Repeat each record exactly. Any picture gets left out.

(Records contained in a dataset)

--------------------------------------------------

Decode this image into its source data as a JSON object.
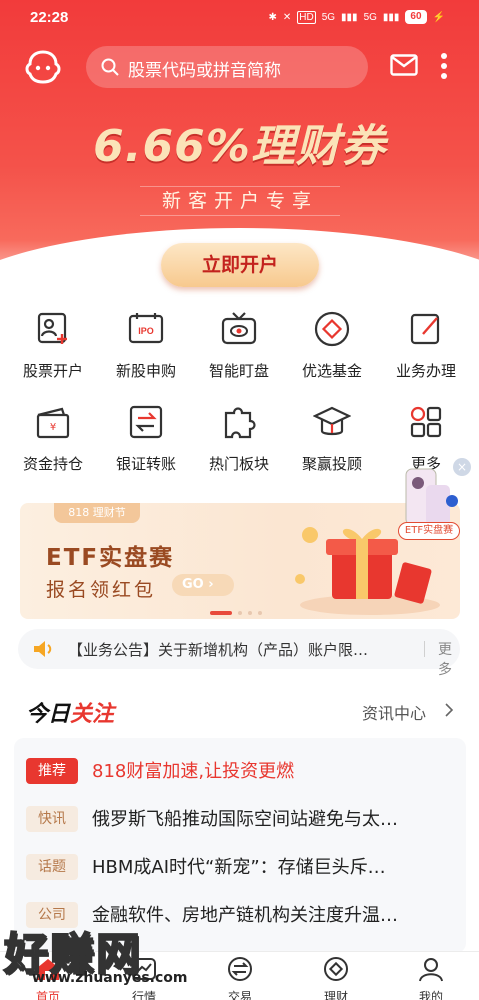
{
  "status_bar": {
    "time": "22:28",
    "network_1": "5G",
    "network_2": "5G",
    "hd": "HD",
    "battery": "60"
  },
  "header": {
    "search_placeholder": "股票代码或拼音简称"
  },
  "promo": {
    "title": "6.66%理财券",
    "subtitle": "新客开户专享",
    "button": "立即开户"
  },
  "grid": [
    {
      "label": "股票开户",
      "icon": "stock-account-icon"
    },
    {
      "label": "新股申购",
      "icon": "ipo-icon"
    },
    {
      "label": "智能盯盘",
      "icon": "smart-watch-icon"
    },
    {
      "label": "优选基金",
      "icon": "fund-icon"
    },
    {
      "label": "业务办理",
      "icon": "business-icon"
    },
    {
      "label": "资金持仓",
      "icon": "wallet-icon"
    },
    {
      "label": "银证转账",
      "icon": "transfer-icon"
    },
    {
      "label": "热门板块",
      "icon": "puzzle-icon"
    },
    {
      "label": "聚赢投顾",
      "icon": "advisor-icon"
    },
    {
      "label": "更多",
      "icon": "more-grid-icon"
    }
  ],
  "float_promo": {
    "label": "ETF实盘赛",
    "close": "×"
  },
  "banner": {
    "tag": "818 理财节",
    "title": "ETF实盘赛",
    "subtitle": "报名领红包",
    "go": "GO ›"
  },
  "notice": {
    "text": "【业务公告】关于新增机构（产品）账户限…",
    "more": "更多"
  },
  "focus": {
    "title_a": "今日",
    "title_b": "关注",
    "link": "资讯中心"
  },
  "news": [
    {
      "tag": "推荐",
      "text": "818财富加速,让投资更燃",
      "style": "red"
    },
    {
      "tag": "快讯",
      "text": "俄罗斯飞船推动国际空间站避免与太…",
      "style": "beige"
    },
    {
      "tag": "话题",
      "text": "HBM成AI时代“新宠”：存储巨头斥…",
      "style": "beige"
    },
    {
      "tag": "公司",
      "text": "金融软件、房地产链机构关注度升温…",
      "style": "beige"
    }
  ],
  "tabbar": [
    {
      "label": "首页",
      "icon": "home-icon",
      "active": true
    },
    {
      "label": "行情",
      "icon": "market-icon",
      "active": false
    },
    {
      "label": "交易",
      "icon": "trade-icon",
      "active": false
    },
    {
      "label": "理财",
      "icon": "finance-icon",
      "active": false
    },
    {
      "label": "我的",
      "icon": "profile-icon",
      "active": false
    }
  ],
  "watermark": {
    "big": "好赚网",
    "small": "www.zhuanyes.com"
  },
  "colors": {
    "brand_red": "#e8372f",
    "gold": "#f7c98e"
  }
}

--------------------------------------------------

▶ Answer to the exercise:
Decode this image into its source data as a JSON object.
{
  "status_bar": {
    "time": "22:28",
    "network_1": "5G",
    "network_2": "5G",
    "hd": "HD",
    "battery": "60"
  },
  "header": {
    "search_placeholder": "股票代码或拼音简称"
  },
  "promo": {
    "title": "6.66%理财券",
    "subtitle": "新客开户专享",
    "button": "立即开户"
  },
  "grid": [
    {
      "label": "股票开户",
      "icon": "stock-account-icon"
    },
    {
      "label": "新股申购",
      "icon": "ipo-icon"
    },
    {
      "label": "智能盯盘",
      "icon": "smart-watch-icon"
    },
    {
      "label": "优选基金",
      "icon": "fund-icon"
    },
    {
      "label": "业务办理",
      "icon": "business-icon"
    },
    {
      "label": "资金持仓",
      "icon": "wallet-icon"
    },
    {
      "label": "银证转账",
      "icon": "transfer-icon"
    },
    {
      "label": "热门板块",
      "icon": "puzzle-icon"
    },
    {
      "label": "聚赢投顾",
      "icon": "advisor-icon"
    },
    {
      "label": "更多",
      "icon": "more-grid-icon"
    }
  ],
  "float_promo": {
    "label": "ETF实盘赛",
    "close": "×"
  },
  "banner": {
    "tag": "818 理财节",
    "title": "ETF实盘赛",
    "subtitle": "报名领红包",
    "go": "GO ›"
  },
  "notice": {
    "text": "【业务公告】关于新增机构（产品）账户限…",
    "more": "更多"
  },
  "focus": {
    "title_a": "今日",
    "title_b": "关注",
    "link": "资讯中心"
  },
  "news": [
    {
      "tag": "推荐",
      "text": "818财富加速,让投资更燃",
      "style": "red"
    },
    {
      "tag": "快讯",
      "text": "俄罗斯飞船推动国际空间站避免与太…",
      "style": "beige"
    },
    {
      "tag": "话题",
      "text": "HBM成AI时代“新宠”：存储巨头斥…",
      "style": "beige"
    },
    {
      "tag": "公司",
      "text": "金融软件、房地产链机构关注度升温…",
      "style": "beige"
    }
  ],
  "tabbar": [
    {
      "label": "首页",
      "icon": "home-icon",
      "active": true
    },
    {
      "label": "行情",
      "icon": "market-icon",
      "active": false
    },
    {
      "label": "交易",
      "icon": "trade-icon",
      "active": false
    },
    {
      "label": "理财",
      "icon": "finance-icon",
      "active": false
    },
    {
      "label": "我的",
      "icon": "profile-icon",
      "active": false
    }
  ],
  "watermark": {
    "big": "好赚网",
    "small": "www.zhuanyes.com"
  },
  "colors": {
    "brand_red": "#e8372f",
    "gold": "#f7c98e"
  }
}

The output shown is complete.